===== THE DATA =====

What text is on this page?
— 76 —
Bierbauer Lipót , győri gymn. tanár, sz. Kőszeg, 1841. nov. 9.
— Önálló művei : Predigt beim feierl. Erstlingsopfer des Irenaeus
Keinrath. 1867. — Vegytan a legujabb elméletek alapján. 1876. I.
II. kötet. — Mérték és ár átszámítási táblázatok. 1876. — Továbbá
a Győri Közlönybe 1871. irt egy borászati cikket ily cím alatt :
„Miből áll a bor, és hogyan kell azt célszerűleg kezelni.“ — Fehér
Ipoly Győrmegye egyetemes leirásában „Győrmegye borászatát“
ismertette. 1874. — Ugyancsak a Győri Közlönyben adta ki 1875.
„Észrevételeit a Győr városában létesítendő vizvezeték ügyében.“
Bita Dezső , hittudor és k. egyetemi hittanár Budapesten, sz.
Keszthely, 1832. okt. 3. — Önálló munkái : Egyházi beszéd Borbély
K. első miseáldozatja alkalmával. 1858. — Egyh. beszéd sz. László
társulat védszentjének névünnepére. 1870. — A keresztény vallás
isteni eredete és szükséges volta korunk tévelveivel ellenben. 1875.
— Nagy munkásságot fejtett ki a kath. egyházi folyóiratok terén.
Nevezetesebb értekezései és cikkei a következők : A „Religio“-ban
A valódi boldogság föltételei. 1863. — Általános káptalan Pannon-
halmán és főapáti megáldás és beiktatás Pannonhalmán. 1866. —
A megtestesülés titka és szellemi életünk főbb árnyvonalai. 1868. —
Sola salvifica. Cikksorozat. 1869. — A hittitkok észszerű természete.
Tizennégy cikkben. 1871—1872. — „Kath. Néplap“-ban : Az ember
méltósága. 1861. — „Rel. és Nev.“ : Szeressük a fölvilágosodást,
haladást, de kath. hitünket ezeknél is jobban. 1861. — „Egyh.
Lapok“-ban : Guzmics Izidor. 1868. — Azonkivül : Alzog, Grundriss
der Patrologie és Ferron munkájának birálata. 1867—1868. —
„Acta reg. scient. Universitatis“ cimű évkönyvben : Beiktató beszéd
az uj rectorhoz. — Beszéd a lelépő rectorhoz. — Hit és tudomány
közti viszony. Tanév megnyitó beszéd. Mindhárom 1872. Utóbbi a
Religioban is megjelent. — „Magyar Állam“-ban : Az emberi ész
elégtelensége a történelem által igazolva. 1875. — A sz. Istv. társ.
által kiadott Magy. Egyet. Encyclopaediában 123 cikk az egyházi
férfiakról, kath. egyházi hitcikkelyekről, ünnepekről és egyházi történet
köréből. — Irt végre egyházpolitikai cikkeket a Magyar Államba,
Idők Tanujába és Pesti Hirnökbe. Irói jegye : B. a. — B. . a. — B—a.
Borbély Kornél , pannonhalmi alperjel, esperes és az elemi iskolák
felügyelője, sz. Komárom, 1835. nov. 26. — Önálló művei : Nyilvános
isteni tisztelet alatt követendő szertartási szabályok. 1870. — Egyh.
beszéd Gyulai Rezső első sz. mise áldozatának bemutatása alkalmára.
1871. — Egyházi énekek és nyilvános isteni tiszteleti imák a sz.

=====

Reproduce the records above exactly.

> [ANSWER TO THE EXERCISE]:
What text is on this page?
— 76 —
Bierbauer Lipót , győri gymn. tanár, sz. Kőszeg, 1841. nov. 9.
— Önálló művei : Predigt beim feierl. Erstlingsopfer des Irenaeus
Keinrath. 1867. — Vegytan a legujabb elméletek alapján. 1876. I.
II. kötet. — Mérték és ár átszámítási táblázatok. 1876. — Továbbá
a Győri Közlönybe 1871. irt egy borászati cikket ily cím alatt :
„Miből áll a bor, és hogyan kell azt célszerűleg kezelni.“ — Fehér
Ipoly Győrmegye egyetemes leirásában „Győrmegye borászatát“
ismertette. 1874. — Ugyancsak a Győri Közlönyben adta ki 1875.
„Észrevételeit a Győr városában létesítendő vizvezeték ügyében.“
Bita Dezső , hittudor és k. egyetemi hittanár Budapesten, sz.
Keszthely, 1832. okt. 3. — Önálló munkái : Egyházi beszéd Borbély
K. első miseáldozatja alkalmával. 1858. — Egyh. beszéd sz. László
társulat védszentjének névünnepére. 1870. — A keresztény vallás
isteni eredete és szükséges volta korunk tévelveivel ellenben. 1875.
— Nagy munkásságot fejtett ki a kath. egyházi folyóiratok terén.
Nevezetesebb értekezései és cikkei a következők : A „Religio“-ban
A valódi boldogság föltételei. 1863. — Általános káptalan Pannon-
halmán és főapáti megáldás és beiktatás Pannonhalmán. 1866. —
A megtestesülés titka és szellemi életünk főbb árnyvonalai. 1868. —
Sola salvifica. Cikksorozat. 1869. — A hittitkok észszerű természete.
Tizennégy cikkben. 1871—1872. — „Kath. Néplap“-ban : Az ember
méltósága. 1861. — „Rel. és Nev.“ : Szeressük a fölvilágosodást,
haladást, de kath. hitünket ezeknél is jobban. 1861. — „Egyh.
Lapok“-ban : Guzmics Izidor. 1868. — Azonkivül : Alzog, Grundriss
der Patrologie és Ferron munkájának birálata. 1867—1868. —
„Acta reg. scient. Universitatis“ cimű évkönyvben : Beiktató beszéd
az uj rectorhoz. — Beszéd a lelépő rectorhoz. — Hit és tudomány
közti viszony. Tanév megnyitó beszéd. Mindhárom 1872. Utóbbi a
Religioban is megjelent. — „Magyar Állam“-ban : Az emberi ész
elégtelensége a történelem által igazolva. 1875. — A sz. Istv. társ.
által kiadott Magy. Egyet. Encyclopaediában 123 cikk az egyházi
férfiakról, kath. egyházi hitcikkelyekről, ünnepekről és egyházi történet
köréből. — Irt végre egyházpolitikai cikkeket a Magyar Államba,
Idők Tanujába és Pesti Hirnökbe. Irói jegye : B. a. — B. . a. — B—a.
Borbély Kornél , pannonhalmi alperjel, esperes és az elemi iskolák
felügyelője, sz. Komárom, 1835. nov. 26. — Önálló művei : Nyilvános
isteni tisztelet alatt követendő szertartási szabályok. 1870. — Egyh.
beszéd Gyulai Rezső első sz. mise áldozatának bemutatása alkalmára.
1871. — Egyházi énekek és nyilvános isteni tiszteleti imák a sz.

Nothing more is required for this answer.